▶ WHAT IS BEING ASKED: Find each line containing the string "color". Copy it.

▶ DATASET ROWS:
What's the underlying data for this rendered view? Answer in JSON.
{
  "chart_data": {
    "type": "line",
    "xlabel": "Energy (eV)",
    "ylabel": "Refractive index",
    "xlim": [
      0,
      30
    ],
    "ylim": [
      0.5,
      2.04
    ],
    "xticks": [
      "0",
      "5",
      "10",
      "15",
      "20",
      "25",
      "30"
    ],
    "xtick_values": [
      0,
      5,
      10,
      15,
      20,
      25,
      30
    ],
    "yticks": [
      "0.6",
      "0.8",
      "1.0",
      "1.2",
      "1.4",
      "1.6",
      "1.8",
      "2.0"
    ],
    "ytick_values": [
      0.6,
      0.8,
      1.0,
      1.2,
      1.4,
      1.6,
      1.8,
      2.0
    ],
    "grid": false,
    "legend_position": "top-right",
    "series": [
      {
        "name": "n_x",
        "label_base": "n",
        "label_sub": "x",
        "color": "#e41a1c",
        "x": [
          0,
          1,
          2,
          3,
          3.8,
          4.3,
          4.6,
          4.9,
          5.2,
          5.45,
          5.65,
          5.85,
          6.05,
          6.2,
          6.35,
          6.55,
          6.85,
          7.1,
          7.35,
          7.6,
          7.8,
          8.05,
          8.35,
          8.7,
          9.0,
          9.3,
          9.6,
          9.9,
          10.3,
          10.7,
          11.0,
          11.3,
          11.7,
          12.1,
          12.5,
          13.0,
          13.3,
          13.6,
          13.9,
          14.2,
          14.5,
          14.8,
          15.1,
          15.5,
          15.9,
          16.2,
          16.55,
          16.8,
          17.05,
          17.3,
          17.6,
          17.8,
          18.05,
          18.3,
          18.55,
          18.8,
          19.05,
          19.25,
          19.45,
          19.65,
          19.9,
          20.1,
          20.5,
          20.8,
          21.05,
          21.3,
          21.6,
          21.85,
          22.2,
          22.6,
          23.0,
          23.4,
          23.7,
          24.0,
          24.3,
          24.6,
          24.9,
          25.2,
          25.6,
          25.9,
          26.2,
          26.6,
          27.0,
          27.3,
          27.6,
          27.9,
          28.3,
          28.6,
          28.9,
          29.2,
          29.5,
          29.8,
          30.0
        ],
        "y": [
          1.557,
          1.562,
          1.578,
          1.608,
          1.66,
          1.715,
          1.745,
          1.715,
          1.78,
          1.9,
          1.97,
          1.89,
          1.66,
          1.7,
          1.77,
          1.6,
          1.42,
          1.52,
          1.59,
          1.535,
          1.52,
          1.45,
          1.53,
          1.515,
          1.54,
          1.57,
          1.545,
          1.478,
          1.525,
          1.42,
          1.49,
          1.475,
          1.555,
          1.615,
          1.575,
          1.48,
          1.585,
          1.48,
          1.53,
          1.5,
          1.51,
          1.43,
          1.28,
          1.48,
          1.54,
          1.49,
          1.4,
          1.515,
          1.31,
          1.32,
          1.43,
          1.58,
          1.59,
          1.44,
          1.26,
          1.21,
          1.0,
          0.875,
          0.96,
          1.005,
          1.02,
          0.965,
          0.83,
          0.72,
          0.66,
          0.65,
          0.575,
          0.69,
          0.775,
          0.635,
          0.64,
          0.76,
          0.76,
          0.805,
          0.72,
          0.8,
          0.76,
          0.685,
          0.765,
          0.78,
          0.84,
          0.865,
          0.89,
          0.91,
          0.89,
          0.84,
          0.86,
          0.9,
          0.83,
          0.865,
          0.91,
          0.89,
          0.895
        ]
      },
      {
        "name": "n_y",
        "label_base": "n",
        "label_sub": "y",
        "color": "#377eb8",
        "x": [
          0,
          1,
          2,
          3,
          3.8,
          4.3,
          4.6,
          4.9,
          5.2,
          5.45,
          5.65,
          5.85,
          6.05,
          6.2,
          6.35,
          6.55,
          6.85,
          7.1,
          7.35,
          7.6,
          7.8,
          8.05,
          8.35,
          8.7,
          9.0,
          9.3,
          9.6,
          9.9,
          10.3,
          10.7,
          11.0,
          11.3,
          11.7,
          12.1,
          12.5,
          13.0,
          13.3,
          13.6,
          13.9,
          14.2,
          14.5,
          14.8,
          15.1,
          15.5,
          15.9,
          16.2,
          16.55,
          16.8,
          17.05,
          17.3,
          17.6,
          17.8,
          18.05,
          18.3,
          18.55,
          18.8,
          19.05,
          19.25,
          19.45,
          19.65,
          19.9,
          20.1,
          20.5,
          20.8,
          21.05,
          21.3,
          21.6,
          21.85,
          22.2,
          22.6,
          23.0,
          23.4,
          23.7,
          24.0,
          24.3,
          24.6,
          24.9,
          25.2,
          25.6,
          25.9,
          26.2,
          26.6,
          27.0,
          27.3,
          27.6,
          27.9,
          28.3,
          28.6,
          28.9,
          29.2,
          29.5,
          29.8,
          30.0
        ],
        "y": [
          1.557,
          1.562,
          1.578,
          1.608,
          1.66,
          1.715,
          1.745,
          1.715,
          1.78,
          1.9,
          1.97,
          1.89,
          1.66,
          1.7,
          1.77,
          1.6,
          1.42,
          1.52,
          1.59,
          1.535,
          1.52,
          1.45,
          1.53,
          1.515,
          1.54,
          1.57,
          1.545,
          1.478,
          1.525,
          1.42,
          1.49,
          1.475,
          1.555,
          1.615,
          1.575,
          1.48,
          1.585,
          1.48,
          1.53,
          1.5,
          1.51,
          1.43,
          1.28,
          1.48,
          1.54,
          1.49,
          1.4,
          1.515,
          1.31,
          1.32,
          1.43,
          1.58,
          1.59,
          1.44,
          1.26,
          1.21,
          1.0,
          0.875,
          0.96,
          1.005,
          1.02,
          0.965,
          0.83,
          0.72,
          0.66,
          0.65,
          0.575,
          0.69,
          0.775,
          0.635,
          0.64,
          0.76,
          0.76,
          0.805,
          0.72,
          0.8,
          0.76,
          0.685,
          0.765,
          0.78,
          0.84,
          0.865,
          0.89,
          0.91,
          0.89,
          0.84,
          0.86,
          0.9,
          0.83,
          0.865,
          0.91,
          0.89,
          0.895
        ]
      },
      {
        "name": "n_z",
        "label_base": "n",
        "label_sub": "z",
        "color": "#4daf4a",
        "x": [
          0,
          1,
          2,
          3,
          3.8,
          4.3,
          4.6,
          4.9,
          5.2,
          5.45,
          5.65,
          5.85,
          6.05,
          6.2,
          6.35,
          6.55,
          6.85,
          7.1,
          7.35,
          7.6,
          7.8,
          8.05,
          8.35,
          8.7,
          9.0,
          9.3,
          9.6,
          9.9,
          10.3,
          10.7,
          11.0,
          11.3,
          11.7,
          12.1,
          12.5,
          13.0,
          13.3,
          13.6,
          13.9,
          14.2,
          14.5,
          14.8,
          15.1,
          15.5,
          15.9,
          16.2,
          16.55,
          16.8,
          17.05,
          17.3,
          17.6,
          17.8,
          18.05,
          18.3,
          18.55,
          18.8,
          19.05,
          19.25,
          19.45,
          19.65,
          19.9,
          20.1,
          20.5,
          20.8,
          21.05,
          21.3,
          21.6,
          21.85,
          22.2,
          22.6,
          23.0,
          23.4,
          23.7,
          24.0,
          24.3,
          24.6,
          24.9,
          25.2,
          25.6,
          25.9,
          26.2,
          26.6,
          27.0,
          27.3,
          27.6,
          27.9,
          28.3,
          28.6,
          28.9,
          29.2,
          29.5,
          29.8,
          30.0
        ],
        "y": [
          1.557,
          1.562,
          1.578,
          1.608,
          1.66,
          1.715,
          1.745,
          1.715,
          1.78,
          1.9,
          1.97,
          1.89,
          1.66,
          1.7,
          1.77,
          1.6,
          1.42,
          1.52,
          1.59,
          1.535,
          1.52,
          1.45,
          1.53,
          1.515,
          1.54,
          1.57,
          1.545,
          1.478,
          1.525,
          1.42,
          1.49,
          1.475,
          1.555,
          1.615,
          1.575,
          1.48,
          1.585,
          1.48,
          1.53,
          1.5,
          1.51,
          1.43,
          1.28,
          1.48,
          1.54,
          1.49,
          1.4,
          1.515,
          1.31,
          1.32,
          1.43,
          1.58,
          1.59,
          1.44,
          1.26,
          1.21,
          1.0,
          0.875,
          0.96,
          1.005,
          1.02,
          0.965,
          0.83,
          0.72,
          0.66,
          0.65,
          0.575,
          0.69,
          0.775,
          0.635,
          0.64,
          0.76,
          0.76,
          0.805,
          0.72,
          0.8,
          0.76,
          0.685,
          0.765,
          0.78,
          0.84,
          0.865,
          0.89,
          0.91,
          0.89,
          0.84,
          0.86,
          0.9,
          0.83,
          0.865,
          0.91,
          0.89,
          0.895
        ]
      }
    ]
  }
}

▶ THE REPLY:
        "color": "#e41a1c",
        "color": "#377eb8",
        "color": "#4daf4a",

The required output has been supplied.